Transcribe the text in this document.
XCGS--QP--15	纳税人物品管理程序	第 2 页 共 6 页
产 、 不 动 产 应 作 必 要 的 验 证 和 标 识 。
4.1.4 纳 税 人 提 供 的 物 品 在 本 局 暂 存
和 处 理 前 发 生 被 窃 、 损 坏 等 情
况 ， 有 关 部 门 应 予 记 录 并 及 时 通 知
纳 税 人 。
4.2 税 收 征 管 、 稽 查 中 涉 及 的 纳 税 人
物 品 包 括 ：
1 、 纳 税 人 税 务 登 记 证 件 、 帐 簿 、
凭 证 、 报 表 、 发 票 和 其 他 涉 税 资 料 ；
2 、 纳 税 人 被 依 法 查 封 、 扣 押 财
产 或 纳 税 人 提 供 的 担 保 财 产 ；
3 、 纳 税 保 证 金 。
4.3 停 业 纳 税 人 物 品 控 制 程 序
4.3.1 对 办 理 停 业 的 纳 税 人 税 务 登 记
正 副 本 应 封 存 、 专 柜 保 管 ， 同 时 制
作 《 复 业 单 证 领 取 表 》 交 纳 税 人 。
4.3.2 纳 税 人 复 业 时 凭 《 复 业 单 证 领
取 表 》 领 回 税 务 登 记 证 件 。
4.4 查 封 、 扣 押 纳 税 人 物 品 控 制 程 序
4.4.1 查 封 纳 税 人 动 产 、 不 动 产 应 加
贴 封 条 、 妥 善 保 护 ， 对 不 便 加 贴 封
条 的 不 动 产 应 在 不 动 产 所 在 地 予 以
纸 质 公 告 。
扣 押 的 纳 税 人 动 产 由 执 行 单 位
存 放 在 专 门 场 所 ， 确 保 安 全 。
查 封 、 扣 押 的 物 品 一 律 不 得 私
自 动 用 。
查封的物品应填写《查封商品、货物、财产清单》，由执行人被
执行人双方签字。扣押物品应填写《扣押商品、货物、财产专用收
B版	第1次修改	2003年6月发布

━━━━━━━━━━━━━━━━━━━━━━━━━━━━━━

• [Work instructions]
Copy each record from above without leaving any out.

• [Response below]
Transcribe the text in this document.
XCGS--QP--15	纳税人物品管理程序	第 2 页 共 6 页
产 、 不 动 产 应 作 必 要 的 验 证 和 标 识 。
4.1.4 纳 税 人 提 供 的 物 品 在 本 局 暂 存
和 处 理 前 发 生 被 窃 、 损 坏 等 情
况 ， 有 关 部 门 应 予 记 录 并 及 时 通 知
纳 税 人 。
4.2 税 收 征 管 、 稽 查 中 涉 及 的 纳 税 人
物 品 包 括 ：
1 、 纳 税 人 税 务 登 记 证 件 、 帐 簿 、
凭 证 、 报 表 、 发 票 和 其 他 涉 税 资 料 ；
2 、 纳 税 人 被 依 法 查 封 、 扣 押 财
产 或 纳 税 人 提 供 的 担 保 财 产 ；
3 、 纳 税 保 证 金 。
4.3 停 业 纳 税 人 物 品 控 制 程 序
4.3.1 对 办 理 停 业 的 纳 税 人 税 务 登 记
正 副 本 应 封 存 、 专 柜 保 管 ， 同 时 制
作 《 复 业 单 证 领 取 表 》 交 纳 税 人 。
4.3.2 纳 税 人 复 业 时 凭 《 复 业 单 证 领
取 表 》 领 回 税 务 登 记 证 件 。
4.4 查 封 、 扣 押 纳 税 人 物 品 控 制 程 序
4.4.1 查 封 纳 税 人 动 产 、 不 动 产 应 加
贴 封 条 、 妥 善 保 护 ， 对 不 便 加 贴 封
条 的 不 动 产 应 在 不 动 产 所 在 地 予 以
纸 质 公 告 。
扣 押 的 纳 税 人 动 产 由 执 行 单 位
存 放 在 专 门 场 所 ， 确 保 安 全 。
查 封 、 扣 押 的 物 品 一 律 不 得 私
自 动 用 。
查封的物品应填写《查封商品、货物、财产清单》，由执行人被
执行人双方签字。扣押物品应填写《扣押商品、货物、财产专用收
B版	第1次修改	2003年6月发布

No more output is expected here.